== Source records

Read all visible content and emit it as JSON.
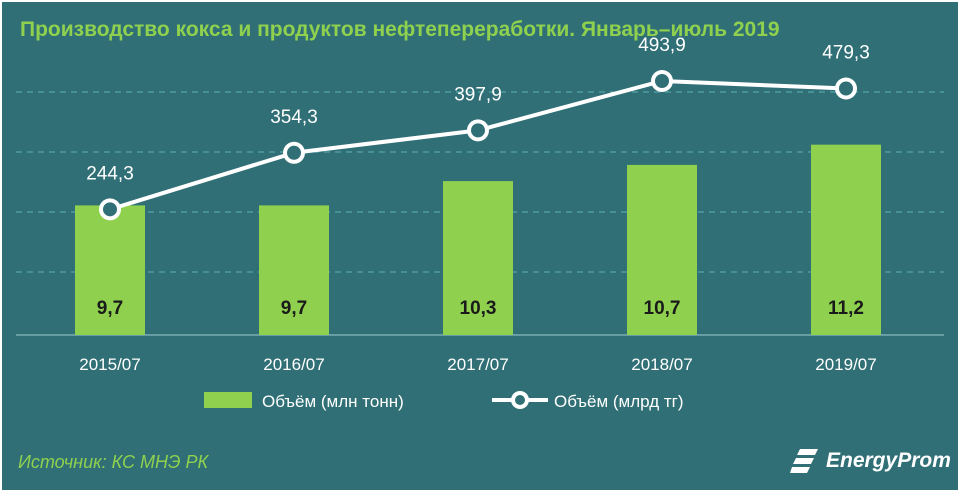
{
  "title": "Производство кокса и продуктов нефтепереработки. Январь–июль  2019",
  "source": "Источник: КС МНЭ РК",
  "logo_text": "EnergyProm",
  "colors": {
    "background": "#2f6f75",
    "bar": "#8fd14f",
    "line": "#ffffff",
    "title": "#8fd14f"
  },
  "chart_data": {
    "type": "bar+line",
    "categories": [
      "2015/07",
      "2016/07",
      "2017/07",
      "2018/07",
      "2019/07"
    ],
    "series": [
      {
        "name": "Объём (млн тонн)",
        "type": "bar",
        "values": [
          9.7,
          9.7,
          10.3,
          10.7,
          11.2
        ],
        "labels": [
          "9,7",
          "9,7",
          "10,3",
          "10,7",
          "11,2"
        ]
      },
      {
        "name": "Объём (млрд тг)",
        "type": "line",
        "values": [
          244.3,
          354.3,
          397.9,
          493.9,
          479.3
        ],
        "labels": [
          "244,3",
          "354,3",
          "397,9",
          "493,9",
          "479,3"
        ]
      }
    ],
    "grid": true,
    "legend_position": "bottom"
  }
}
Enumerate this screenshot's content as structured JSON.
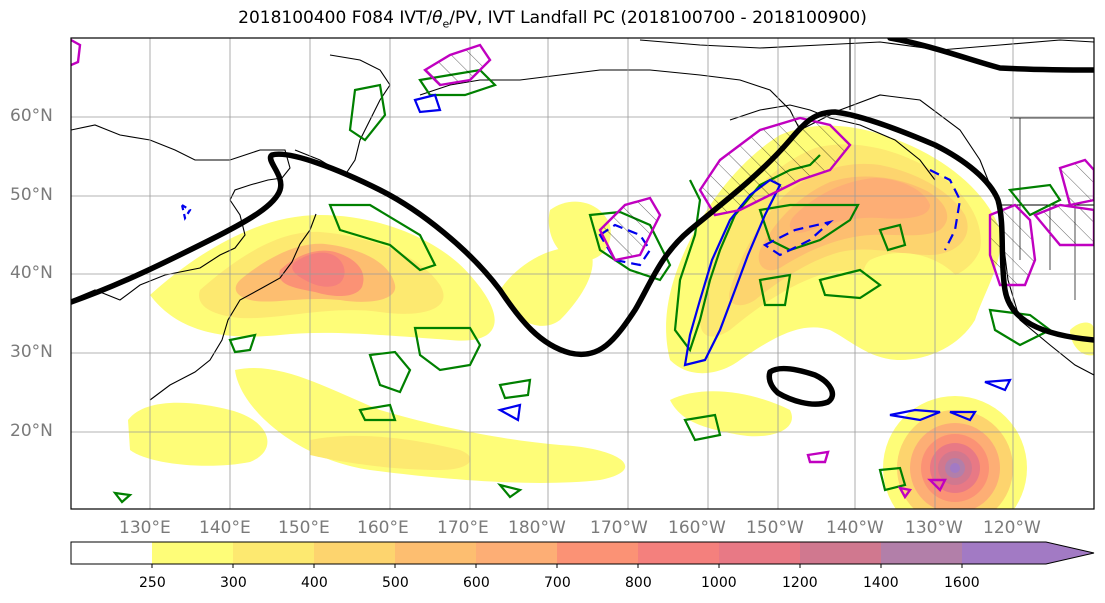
{
  "title": {
    "prefix": "2018100400 F084 IVT/",
    "theta": "θ",
    "theta_sub": "e",
    "suffix": "/PV, IVT Landfall PC (2018100700 - 2018100900)"
  },
  "map": {
    "lat_labels": [
      "60°N",
      "50°N",
      "40°N",
      "30°N",
      "20°N"
    ],
    "lon_labels": [
      "130°E",
      "140°E",
      "150°E",
      "160°E",
      "170°E",
      "180°W",
      "170°W",
      "160°W",
      "150°W",
      "140°W",
      "130°W",
      "120°W"
    ]
  },
  "colorbar": {
    "levels": [
      "250",
      "300",
      "400",
      "500",
      "600",
      "700",
      "800",
      "1000",
      "1200",
      "1400",
      "1600"
    ],
    "colors": [
      "#ffffff",
      "#fefd78",
      "#fde970",
      "#fdd46e",
      "#fdbe70",
      "#fdae75",
      "#fb9275",
      "#f4807d",
      "#e87985",
      "#d0788f",
      "#b27fa9",
      "#a27ac4"
    ]
  },
  "contour_colors": {
    "pv_green": "#008000",
    "theta_blue": "#0000ee",
    "pc_magenta": "#c000c0",
    "jet_black": "#000000"
  }
}
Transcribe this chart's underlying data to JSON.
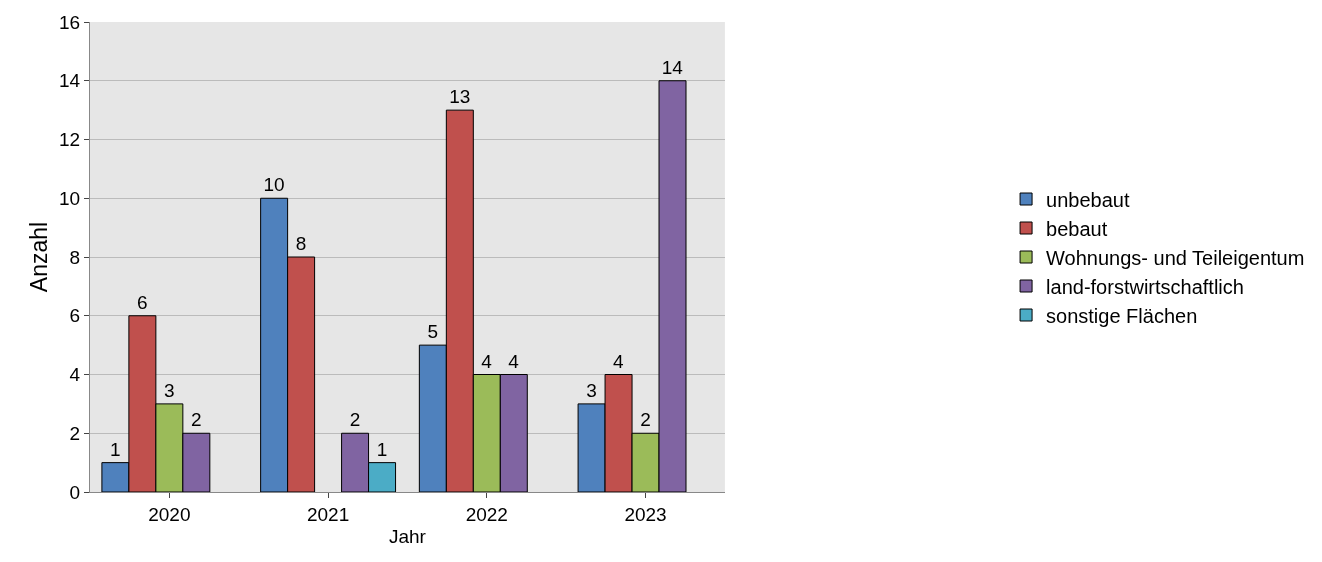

====

-- Given instruction --
Write the records out once more, exactly as they appear, with no pictures.

-- Task response --
Read all visible content and emit it as JSON.
{
  "title": "Производство кокса и продуктов нефтепереработки. Январь–июль  2019",
  "source": "Источник: КС МНЭ РК",
  "logo_text": "EnergyProm",
  "colors": {
    "background": "#2f6f75",
    "bar": "#8fd14f",
    "line": "#ffffff",
    "title": "#8fd14f"
  },
  "chart_data": {
    "type": "bar+line",
    "categories": [
      "2015/07",
      "2016/07",
      "2017/07",
      "2018/07",
      "2019/07"
    ],
    "series": [
      {
        "name": "Объём (млн тонн)",
        "type": "bar",
        "values": [
          9.7,
          9.7,
          10.3,
          10.7,
          11.2
        ],
        "labels": [
          "9,7",
          "9,7",
          "10,3",
          "10,7",
          "11,2"
        ]
      },
      {
        "name": "Объём (млрд тг)",
        "type": "line",
        "values": [
          244.3,
          354.3,
          397.9,
          493.9,
          479.3
        ],
        "labels": [
          "244,3",
          "354,3",
          "397,9",
          "493,9",
          "479,3"
        ]
      }
    ],
    "grid": true,
    "legend_position": "bottom"
  }
}
Enumerate this screenshot's content as structured JSON.
{
  "title": {
    "prefix": "2018100400 F084 IVT/",
    "theta": "θ",
    "theta_sub": "e",
    "suffix": "/PV, IVT Landfall PC (2018100700 - 2018100900)"
  },
  "map": {
    "lat_labels": [
      "60°N",
      "50°N",
      "40°N",
      "30°N",
      "20°N"
    ],
    "lon_labels": [
      "130°E",
      "140°E",
      "150°E",
      "160°E",
      "170°E",
      "180°W",
      "170°W",
      "160°W",
      "150°W",
      "140°W",
      "130°W",
      "120°W"
    ]
  },
  "colorbar": {
    "levels": [
      "250",
      "300",
      "400",
      "500",
      "600",
      "700",
      "800",
      "1000",
      "1200",
      "1400",
      "1600"
    ],
    "colors": [
      "#ffffff",
      "#fefd78",
      "#fde970",
      "#fdd46e",
      "#fdbe70",
      "#fdae75",
      "#fb9275",
      "#f4807d",
      "#e87985",
      "#d0788f",
      "#b27fa9",
      "#a27ac4"
    ]
  },
  "contour_colors": {
    "pv_green": "#008000",
    "theta_blue": "#0000ee",
    "pc_magenta": "#c000c0",
    "jet_black": "#000000"
  }
}
Transcribe this chart's underlying data to JSON.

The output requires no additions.